WORK TO COMPLETE: Scan the listing below and copy every line holding "name".

::: DATA LINES

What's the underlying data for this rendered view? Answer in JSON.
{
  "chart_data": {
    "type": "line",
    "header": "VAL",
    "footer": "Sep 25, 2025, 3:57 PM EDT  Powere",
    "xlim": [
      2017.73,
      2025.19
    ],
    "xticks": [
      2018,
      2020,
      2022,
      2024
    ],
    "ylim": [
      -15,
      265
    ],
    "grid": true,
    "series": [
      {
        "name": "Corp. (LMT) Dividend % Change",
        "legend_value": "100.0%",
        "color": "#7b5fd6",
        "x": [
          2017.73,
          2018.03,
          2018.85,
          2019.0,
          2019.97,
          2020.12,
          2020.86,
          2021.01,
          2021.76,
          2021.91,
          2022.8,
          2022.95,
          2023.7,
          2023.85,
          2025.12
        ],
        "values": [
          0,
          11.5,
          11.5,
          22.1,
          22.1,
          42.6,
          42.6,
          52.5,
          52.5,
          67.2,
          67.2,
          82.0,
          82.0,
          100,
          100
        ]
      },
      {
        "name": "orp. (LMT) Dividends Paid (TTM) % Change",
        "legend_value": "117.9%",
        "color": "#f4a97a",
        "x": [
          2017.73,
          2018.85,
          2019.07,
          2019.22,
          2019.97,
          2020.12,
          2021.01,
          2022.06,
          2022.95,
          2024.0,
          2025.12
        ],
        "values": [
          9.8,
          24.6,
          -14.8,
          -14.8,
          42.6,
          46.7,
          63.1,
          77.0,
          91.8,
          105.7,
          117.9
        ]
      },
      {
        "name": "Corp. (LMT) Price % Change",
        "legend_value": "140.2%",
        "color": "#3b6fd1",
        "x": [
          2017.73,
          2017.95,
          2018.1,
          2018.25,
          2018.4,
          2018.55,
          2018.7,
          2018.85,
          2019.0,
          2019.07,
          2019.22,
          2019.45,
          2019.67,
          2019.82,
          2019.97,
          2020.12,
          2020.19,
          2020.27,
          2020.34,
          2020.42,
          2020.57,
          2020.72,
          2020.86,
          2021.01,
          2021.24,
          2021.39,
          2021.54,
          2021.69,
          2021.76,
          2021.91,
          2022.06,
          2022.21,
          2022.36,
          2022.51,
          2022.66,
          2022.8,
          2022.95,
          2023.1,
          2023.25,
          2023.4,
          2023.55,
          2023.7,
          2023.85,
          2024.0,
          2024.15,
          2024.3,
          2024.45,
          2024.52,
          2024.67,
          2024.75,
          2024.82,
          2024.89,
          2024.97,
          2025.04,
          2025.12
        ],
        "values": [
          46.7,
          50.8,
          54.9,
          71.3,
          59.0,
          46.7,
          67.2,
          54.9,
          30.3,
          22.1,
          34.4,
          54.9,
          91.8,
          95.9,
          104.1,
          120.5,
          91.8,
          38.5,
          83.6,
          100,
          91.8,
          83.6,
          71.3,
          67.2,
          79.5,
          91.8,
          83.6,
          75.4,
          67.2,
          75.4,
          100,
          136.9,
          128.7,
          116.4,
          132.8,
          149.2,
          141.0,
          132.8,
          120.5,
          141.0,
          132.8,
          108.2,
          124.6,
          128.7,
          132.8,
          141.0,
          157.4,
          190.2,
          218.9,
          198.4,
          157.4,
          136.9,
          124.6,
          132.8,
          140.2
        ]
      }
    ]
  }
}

::::::
::: DATA LINES

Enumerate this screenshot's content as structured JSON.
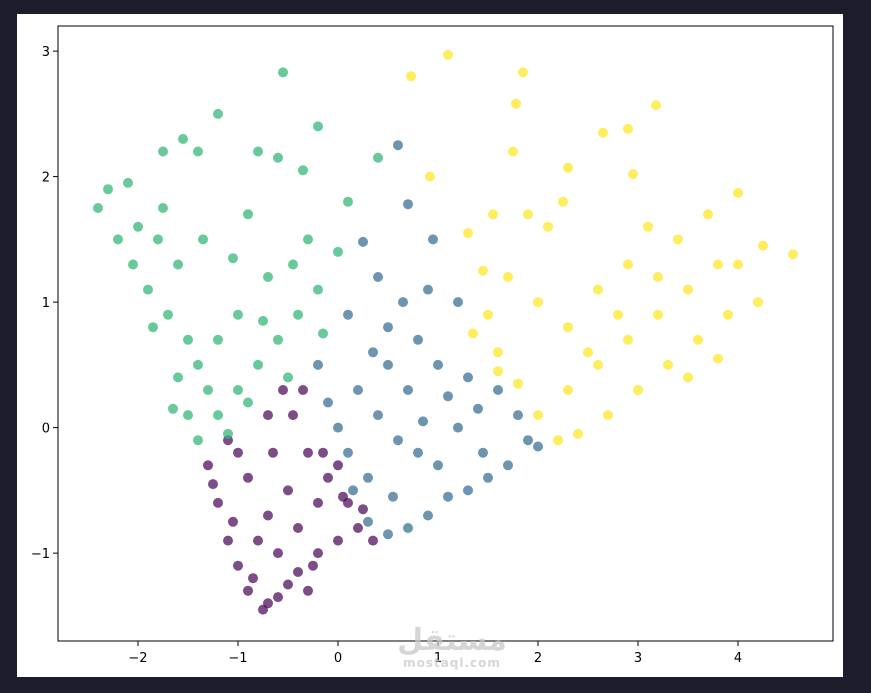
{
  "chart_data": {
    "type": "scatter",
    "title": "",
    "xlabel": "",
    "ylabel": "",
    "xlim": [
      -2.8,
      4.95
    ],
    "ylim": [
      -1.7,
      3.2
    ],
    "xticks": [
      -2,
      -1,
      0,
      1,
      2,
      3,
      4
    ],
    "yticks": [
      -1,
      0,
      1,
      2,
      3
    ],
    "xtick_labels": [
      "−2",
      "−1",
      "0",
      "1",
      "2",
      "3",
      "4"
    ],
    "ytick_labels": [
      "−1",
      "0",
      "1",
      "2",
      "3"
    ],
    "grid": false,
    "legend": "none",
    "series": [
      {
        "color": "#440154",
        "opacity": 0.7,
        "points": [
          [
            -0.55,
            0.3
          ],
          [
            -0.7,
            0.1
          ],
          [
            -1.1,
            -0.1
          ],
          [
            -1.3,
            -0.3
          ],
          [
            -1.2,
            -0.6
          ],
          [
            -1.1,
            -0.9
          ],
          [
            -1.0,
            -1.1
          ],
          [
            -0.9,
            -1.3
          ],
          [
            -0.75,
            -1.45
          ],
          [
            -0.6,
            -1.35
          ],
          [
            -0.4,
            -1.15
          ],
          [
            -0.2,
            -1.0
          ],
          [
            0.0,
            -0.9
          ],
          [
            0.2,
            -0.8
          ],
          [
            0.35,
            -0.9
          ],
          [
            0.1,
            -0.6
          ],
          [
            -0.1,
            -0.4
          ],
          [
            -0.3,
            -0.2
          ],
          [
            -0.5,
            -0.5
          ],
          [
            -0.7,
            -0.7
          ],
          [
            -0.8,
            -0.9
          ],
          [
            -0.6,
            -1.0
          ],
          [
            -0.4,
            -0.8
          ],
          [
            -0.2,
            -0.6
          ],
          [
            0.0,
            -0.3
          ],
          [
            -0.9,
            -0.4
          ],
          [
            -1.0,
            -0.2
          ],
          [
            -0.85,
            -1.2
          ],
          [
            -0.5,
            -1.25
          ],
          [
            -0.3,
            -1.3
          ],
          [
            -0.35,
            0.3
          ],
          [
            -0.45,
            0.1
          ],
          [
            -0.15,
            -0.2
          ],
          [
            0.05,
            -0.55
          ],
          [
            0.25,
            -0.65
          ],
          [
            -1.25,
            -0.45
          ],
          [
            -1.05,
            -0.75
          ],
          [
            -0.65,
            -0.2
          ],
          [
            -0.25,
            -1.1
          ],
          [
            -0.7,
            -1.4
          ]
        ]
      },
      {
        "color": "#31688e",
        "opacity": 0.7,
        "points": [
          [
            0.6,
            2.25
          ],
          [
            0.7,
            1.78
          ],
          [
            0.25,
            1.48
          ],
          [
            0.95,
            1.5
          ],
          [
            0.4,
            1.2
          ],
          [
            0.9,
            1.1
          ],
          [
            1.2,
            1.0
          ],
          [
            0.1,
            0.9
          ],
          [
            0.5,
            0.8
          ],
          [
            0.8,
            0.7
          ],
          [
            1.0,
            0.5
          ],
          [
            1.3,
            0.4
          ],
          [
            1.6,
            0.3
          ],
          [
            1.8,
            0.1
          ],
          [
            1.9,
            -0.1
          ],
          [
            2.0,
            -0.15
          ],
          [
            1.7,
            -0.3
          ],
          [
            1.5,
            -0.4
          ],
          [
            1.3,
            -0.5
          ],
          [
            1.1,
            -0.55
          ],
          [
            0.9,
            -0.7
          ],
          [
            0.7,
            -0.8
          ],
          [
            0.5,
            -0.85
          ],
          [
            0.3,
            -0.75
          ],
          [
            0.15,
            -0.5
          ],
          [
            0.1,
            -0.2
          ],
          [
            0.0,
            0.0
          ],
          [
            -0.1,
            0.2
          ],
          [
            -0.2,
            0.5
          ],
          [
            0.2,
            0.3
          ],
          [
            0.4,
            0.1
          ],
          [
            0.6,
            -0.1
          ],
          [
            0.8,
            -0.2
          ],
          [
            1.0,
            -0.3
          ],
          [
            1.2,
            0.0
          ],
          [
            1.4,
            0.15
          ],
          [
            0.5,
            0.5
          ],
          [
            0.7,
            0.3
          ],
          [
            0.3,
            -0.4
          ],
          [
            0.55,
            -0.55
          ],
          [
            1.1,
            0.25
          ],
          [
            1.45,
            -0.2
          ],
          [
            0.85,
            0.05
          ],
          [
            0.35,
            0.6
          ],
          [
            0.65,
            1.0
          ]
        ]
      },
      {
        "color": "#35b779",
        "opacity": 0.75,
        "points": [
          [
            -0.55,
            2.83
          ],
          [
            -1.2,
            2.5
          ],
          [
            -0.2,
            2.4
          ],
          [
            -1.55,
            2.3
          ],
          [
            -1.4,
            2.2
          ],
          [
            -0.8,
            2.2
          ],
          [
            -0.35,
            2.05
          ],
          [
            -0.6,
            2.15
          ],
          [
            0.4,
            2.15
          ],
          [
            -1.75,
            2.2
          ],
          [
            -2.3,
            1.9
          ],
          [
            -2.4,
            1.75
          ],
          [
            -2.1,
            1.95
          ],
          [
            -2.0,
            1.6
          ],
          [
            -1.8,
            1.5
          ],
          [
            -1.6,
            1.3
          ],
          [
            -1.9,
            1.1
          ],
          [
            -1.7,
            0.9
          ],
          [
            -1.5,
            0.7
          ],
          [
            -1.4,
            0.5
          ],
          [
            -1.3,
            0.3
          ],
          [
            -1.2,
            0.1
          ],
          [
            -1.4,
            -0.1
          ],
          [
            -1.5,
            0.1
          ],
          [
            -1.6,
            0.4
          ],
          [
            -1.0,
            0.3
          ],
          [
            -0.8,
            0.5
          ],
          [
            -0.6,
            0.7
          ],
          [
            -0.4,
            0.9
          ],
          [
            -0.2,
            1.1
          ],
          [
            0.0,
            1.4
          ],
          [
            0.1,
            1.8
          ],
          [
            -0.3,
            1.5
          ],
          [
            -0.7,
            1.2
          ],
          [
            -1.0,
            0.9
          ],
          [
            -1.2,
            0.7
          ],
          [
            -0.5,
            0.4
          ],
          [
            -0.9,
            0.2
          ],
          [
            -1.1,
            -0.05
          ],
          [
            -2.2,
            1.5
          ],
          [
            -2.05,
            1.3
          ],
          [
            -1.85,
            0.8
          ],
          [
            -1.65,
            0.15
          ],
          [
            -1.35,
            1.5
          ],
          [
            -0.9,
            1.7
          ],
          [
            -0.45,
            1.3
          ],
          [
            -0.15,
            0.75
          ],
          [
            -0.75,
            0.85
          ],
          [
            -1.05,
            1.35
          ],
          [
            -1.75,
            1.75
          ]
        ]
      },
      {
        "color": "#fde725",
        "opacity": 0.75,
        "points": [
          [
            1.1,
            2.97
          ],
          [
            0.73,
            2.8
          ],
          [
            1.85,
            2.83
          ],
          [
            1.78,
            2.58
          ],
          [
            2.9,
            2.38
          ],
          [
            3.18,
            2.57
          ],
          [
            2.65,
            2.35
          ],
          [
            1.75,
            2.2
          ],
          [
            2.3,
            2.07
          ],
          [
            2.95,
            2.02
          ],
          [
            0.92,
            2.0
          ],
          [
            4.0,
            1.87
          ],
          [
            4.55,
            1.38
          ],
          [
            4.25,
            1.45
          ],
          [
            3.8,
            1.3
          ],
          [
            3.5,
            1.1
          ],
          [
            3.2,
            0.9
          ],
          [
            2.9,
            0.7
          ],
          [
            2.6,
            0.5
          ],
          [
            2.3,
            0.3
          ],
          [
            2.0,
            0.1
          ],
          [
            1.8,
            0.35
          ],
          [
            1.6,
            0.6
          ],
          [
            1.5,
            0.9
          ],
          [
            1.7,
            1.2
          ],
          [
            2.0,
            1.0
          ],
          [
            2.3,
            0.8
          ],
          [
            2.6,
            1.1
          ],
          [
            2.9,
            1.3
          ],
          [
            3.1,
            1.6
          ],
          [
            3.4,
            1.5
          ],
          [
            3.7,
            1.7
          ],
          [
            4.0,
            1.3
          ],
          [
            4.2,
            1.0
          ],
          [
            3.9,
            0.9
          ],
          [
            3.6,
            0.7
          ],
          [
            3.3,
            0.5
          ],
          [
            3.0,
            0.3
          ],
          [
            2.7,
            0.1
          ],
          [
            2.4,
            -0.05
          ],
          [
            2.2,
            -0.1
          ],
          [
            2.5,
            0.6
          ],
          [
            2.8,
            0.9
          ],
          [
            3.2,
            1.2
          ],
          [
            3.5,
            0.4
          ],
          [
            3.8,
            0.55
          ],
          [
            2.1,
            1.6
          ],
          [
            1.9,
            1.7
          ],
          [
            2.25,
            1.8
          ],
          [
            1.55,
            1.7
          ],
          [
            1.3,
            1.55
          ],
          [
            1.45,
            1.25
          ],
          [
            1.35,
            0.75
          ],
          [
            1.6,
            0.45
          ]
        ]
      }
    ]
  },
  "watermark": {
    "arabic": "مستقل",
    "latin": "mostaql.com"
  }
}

::::::

ANSWER TO THE PROBLEM:
        "name": "Corp. (LMT) Dividend % Change",
        "name": "orp. (LMT) Dividends Paid (TTM) % Change",
        "name": "Corp. (LMT) Price % Change",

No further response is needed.